### What you are asked to do
Wherever the word "全国新高考Ⅰ卷作文" turns up in a line of the entries, copy that line.

### Task input
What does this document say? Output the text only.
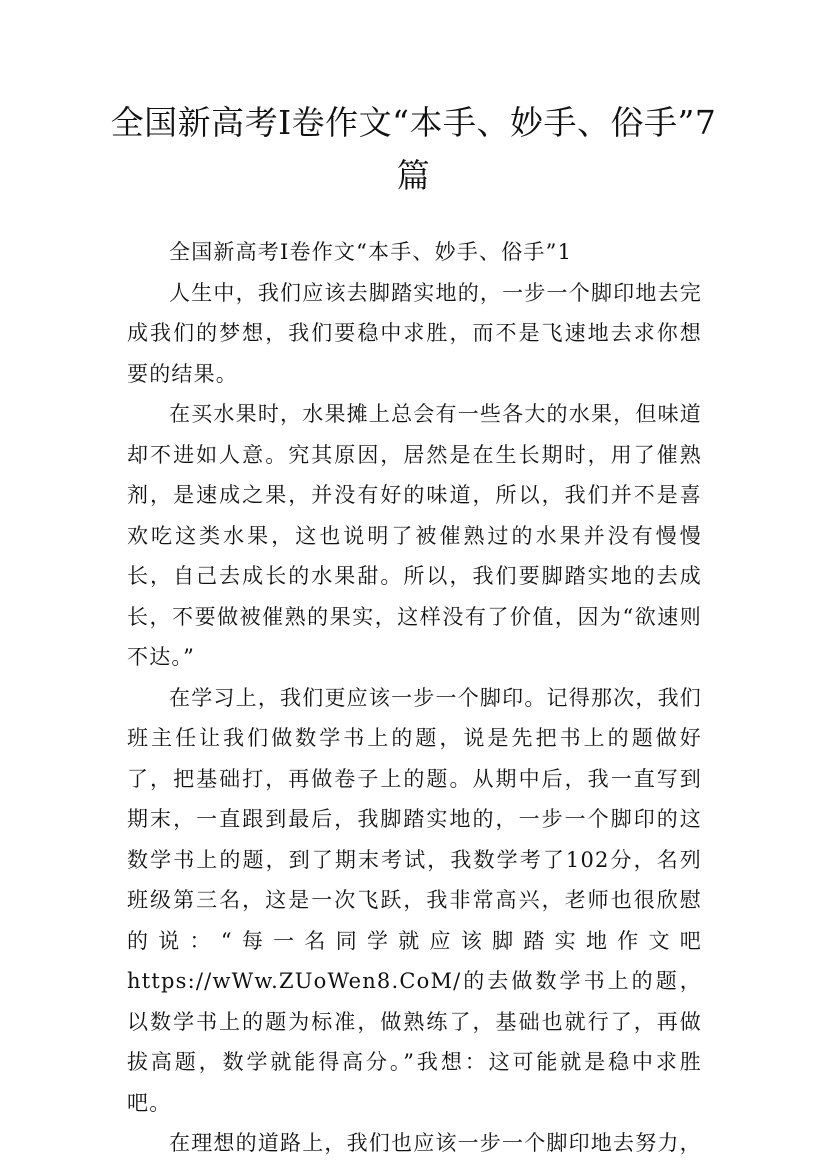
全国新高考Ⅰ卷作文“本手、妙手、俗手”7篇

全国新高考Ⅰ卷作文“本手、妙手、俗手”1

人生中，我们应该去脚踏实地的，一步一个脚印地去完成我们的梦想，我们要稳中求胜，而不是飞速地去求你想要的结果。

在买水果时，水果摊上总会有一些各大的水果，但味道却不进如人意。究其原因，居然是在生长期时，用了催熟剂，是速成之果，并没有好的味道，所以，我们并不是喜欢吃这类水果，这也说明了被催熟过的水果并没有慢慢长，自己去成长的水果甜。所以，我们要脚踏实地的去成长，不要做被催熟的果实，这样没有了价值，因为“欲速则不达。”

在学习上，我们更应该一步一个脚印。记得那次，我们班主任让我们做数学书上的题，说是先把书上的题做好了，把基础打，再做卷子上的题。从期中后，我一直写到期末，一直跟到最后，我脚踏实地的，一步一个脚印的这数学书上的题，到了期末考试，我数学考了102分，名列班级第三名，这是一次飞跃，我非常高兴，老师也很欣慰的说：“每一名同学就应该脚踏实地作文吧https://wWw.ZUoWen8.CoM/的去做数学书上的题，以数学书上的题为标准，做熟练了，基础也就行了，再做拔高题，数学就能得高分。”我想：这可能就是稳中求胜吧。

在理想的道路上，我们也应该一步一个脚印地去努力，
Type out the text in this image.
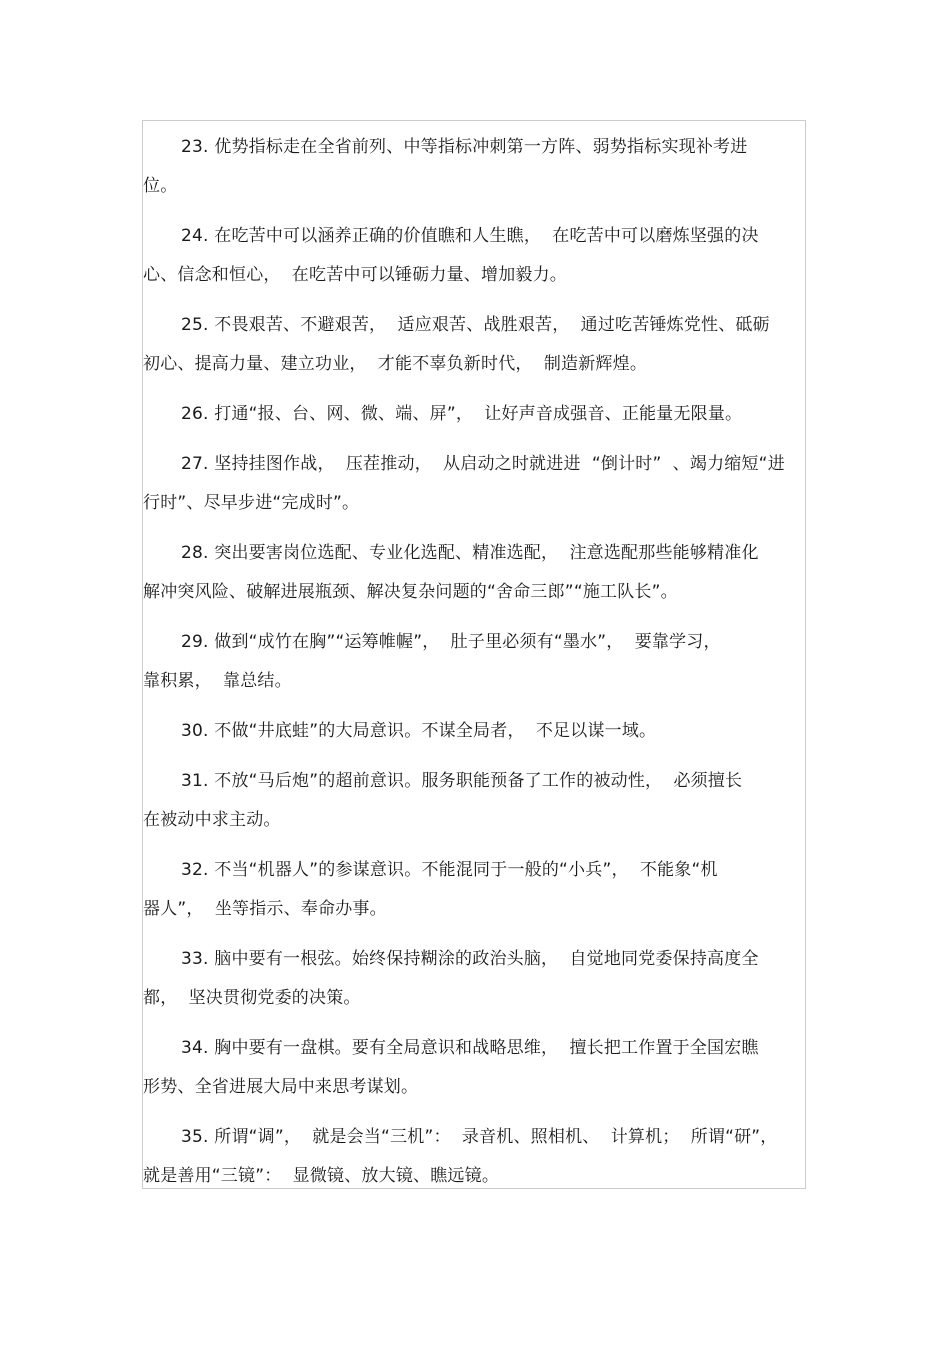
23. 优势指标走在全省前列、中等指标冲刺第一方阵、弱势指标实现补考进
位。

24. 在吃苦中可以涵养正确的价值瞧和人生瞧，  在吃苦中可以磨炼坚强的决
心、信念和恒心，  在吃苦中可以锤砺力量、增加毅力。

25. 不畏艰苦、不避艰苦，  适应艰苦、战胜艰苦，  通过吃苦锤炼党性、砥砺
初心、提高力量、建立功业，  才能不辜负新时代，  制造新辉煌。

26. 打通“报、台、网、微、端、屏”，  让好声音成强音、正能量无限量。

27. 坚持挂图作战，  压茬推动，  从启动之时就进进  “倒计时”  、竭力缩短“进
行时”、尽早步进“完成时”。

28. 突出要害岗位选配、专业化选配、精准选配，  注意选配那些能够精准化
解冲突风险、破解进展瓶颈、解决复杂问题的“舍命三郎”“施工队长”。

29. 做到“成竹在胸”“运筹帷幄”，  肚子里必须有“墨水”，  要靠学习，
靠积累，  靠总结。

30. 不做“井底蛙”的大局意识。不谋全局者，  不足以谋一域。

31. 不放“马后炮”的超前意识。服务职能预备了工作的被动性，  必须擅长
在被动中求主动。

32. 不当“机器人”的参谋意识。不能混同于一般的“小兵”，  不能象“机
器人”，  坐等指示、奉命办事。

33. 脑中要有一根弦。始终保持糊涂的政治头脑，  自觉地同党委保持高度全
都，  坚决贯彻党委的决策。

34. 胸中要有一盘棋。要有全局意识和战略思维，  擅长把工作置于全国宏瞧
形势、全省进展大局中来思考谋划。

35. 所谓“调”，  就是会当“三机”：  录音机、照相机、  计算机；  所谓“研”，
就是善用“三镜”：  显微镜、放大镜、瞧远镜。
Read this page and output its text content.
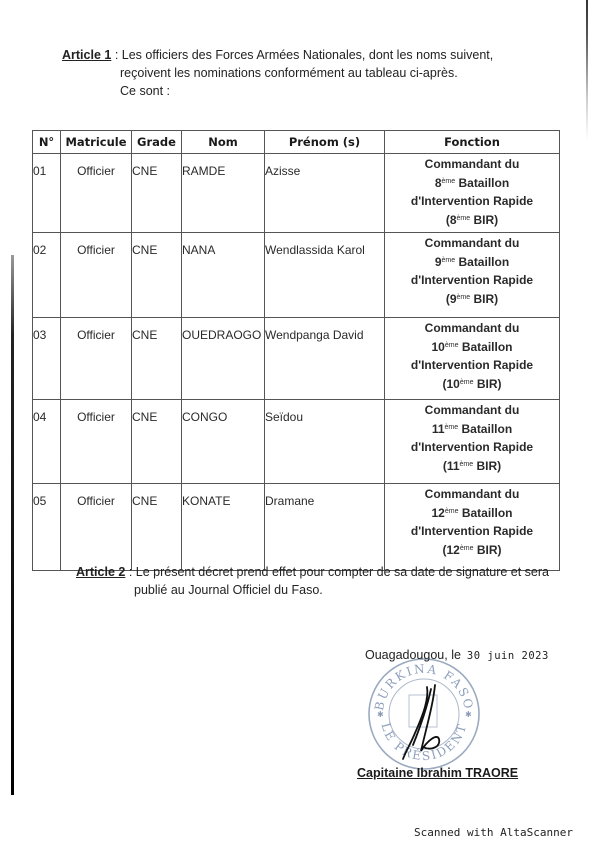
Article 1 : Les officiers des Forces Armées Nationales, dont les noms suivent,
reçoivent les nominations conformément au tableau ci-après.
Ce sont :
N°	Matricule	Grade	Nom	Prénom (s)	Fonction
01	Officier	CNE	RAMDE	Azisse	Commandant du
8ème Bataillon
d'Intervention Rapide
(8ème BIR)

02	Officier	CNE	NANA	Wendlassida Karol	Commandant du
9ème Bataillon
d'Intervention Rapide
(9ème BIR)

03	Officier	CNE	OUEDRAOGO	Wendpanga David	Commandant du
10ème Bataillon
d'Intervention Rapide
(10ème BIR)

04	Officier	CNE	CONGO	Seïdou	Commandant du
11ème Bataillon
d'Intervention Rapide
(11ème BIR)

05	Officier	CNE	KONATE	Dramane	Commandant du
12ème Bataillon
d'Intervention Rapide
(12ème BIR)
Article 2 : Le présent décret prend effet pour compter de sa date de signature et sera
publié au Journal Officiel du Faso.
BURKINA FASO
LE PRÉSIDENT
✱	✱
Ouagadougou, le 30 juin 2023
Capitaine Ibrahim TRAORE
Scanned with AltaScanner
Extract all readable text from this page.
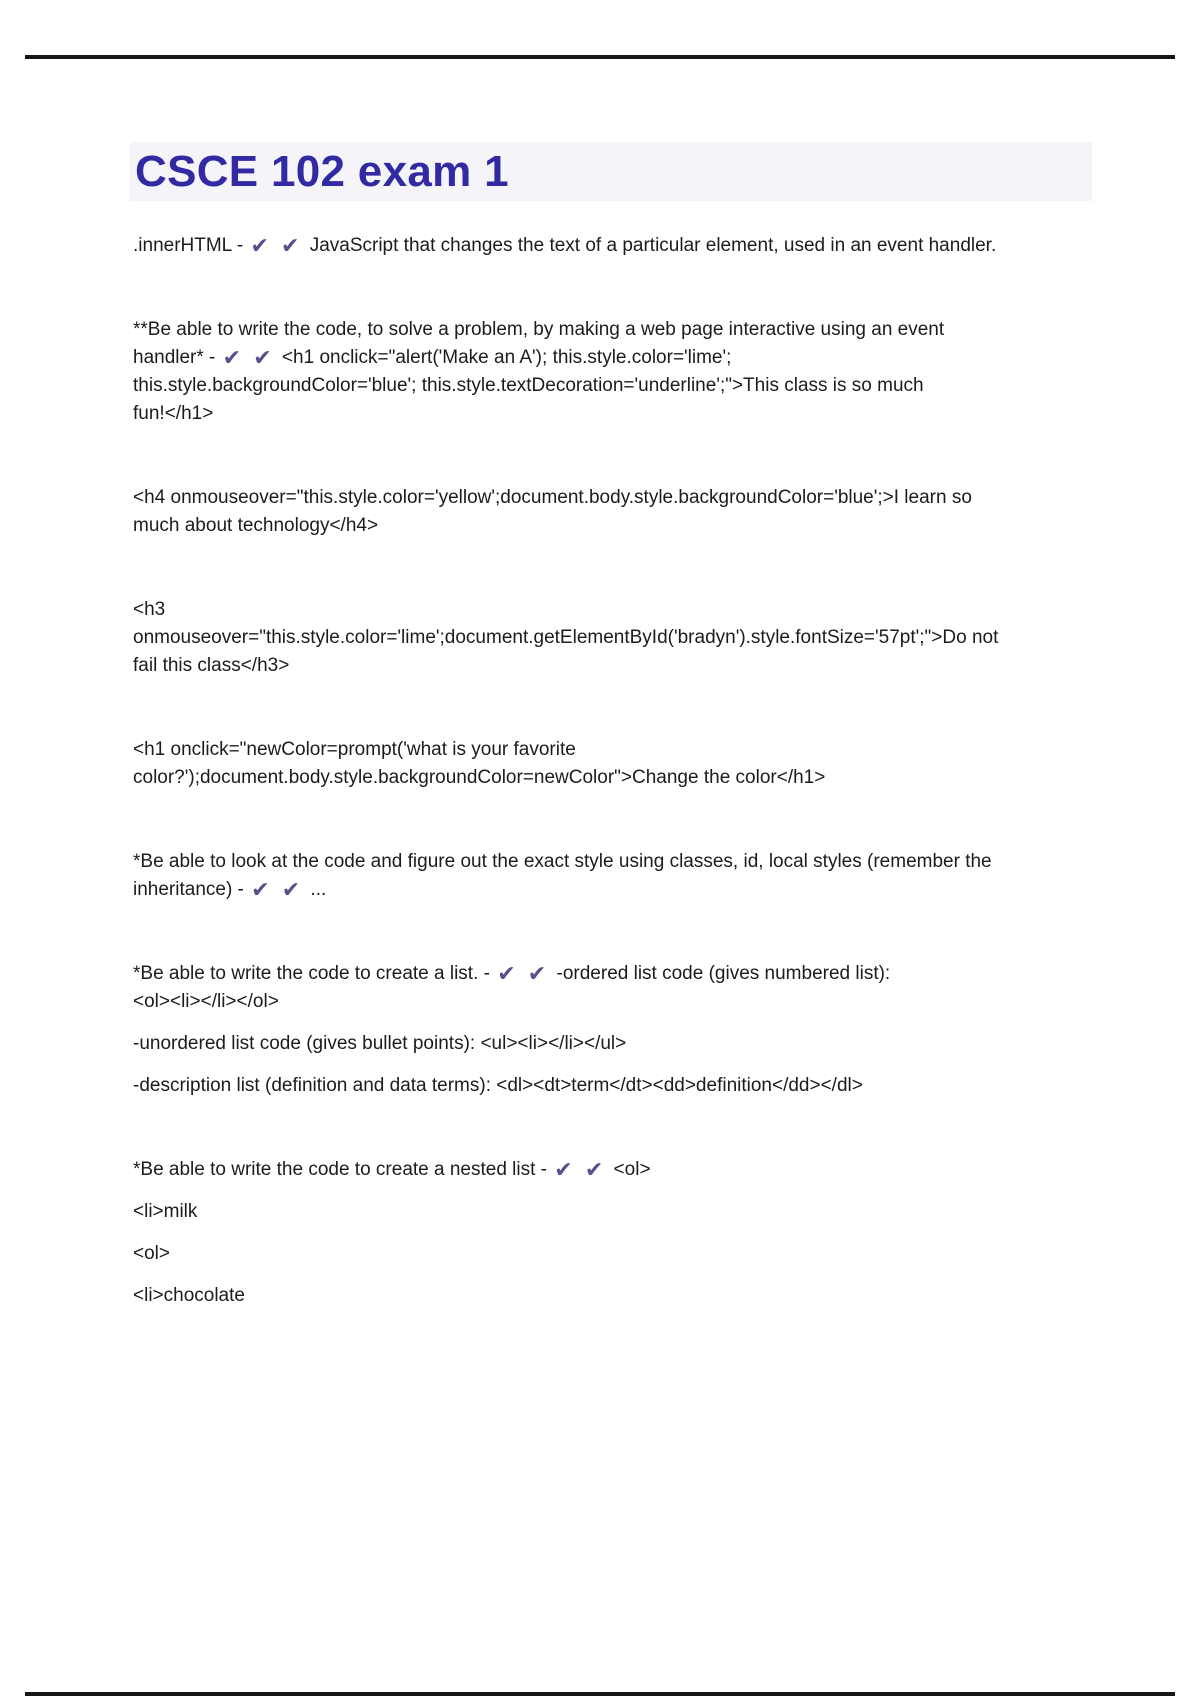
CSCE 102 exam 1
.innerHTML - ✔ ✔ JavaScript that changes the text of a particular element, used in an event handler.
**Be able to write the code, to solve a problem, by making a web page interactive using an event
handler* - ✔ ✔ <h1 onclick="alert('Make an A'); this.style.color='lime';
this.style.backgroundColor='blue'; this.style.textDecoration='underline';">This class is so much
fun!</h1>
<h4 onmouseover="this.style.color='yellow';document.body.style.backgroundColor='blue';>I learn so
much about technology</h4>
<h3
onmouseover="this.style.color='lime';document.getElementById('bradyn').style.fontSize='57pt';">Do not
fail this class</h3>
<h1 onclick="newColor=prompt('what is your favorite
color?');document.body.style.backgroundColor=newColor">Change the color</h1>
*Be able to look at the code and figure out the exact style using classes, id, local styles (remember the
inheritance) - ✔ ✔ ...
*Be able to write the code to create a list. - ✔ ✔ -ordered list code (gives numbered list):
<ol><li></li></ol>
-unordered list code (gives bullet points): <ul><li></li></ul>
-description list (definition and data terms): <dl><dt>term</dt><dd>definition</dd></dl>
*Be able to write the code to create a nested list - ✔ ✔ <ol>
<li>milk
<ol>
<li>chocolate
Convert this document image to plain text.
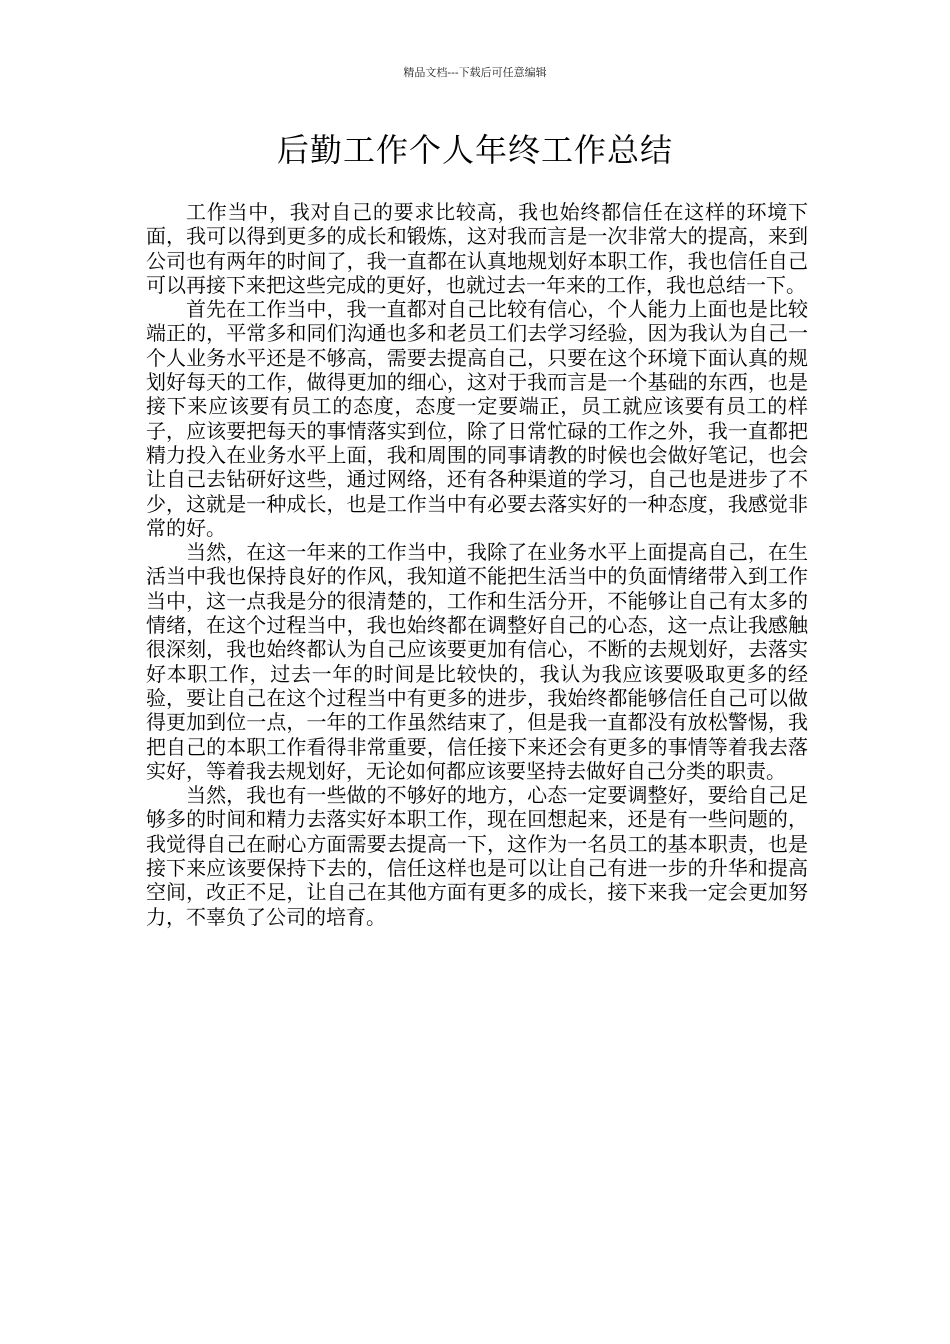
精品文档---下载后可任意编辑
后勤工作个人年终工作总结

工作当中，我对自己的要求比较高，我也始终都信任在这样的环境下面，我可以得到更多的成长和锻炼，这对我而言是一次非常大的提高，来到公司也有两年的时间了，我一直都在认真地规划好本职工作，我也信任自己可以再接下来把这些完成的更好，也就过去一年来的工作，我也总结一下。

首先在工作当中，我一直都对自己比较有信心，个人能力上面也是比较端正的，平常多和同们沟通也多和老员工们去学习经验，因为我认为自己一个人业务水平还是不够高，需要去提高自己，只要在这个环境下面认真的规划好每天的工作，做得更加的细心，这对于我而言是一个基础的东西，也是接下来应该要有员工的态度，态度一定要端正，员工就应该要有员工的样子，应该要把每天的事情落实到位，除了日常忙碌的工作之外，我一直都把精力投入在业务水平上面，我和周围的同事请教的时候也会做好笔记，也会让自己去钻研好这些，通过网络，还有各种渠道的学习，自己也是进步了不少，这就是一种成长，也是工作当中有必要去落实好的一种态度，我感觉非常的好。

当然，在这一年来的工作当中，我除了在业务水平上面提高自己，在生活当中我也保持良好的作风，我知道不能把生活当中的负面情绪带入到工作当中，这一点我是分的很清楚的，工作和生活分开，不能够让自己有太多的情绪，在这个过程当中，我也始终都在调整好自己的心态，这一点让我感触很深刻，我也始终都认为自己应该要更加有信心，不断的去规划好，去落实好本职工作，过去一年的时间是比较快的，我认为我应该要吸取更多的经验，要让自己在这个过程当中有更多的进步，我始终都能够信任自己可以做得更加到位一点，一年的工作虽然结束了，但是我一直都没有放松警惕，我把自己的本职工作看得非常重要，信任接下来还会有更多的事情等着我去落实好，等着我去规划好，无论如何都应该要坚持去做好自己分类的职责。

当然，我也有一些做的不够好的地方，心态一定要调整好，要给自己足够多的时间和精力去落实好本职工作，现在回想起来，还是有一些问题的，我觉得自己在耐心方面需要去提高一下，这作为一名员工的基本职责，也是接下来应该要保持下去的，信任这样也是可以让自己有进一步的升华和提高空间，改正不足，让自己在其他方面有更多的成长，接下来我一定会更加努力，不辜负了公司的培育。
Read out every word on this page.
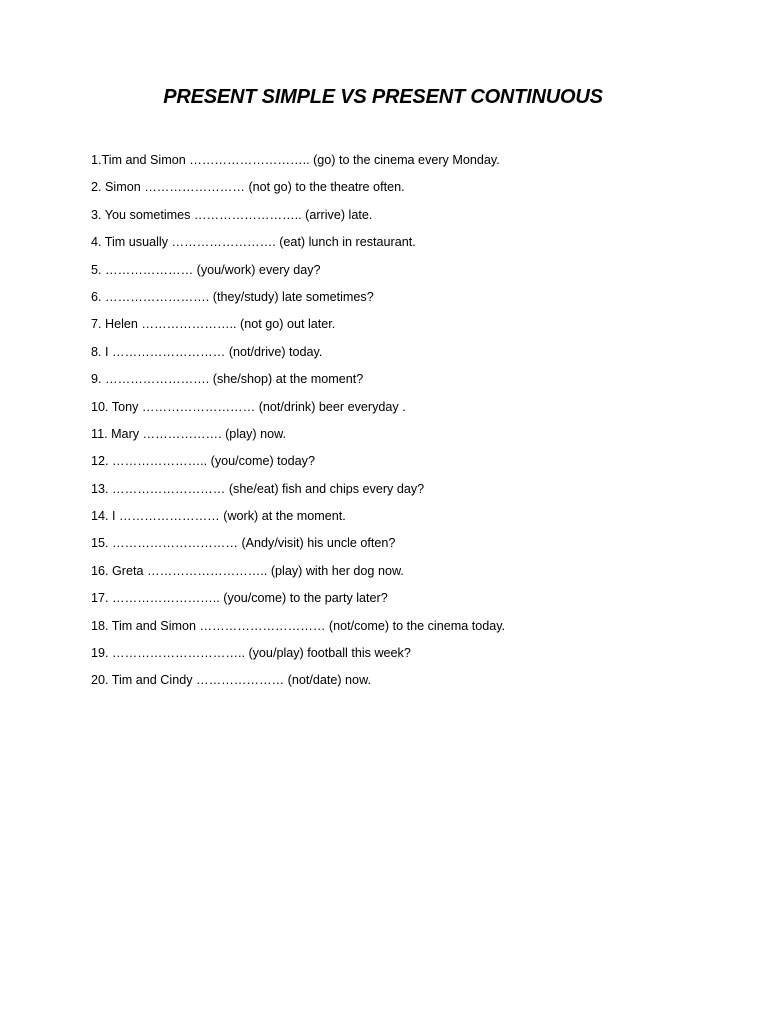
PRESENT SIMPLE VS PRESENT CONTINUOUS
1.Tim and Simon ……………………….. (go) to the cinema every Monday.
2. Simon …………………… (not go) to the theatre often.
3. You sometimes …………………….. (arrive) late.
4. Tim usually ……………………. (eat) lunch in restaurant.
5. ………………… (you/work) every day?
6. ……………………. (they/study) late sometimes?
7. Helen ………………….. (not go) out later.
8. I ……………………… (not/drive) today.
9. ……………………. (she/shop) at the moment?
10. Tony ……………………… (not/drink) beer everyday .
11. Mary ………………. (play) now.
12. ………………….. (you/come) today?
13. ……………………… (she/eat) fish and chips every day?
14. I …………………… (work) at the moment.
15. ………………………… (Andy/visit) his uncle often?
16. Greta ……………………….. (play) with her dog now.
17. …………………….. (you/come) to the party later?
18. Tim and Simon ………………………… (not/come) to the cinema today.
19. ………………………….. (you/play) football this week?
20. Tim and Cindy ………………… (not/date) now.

### Written response
全国新高考Ⅰ卷作文“本手、妙手、俗手”7篇
全国新高考Ⅰ卷作文“本手、妙手、俗手”1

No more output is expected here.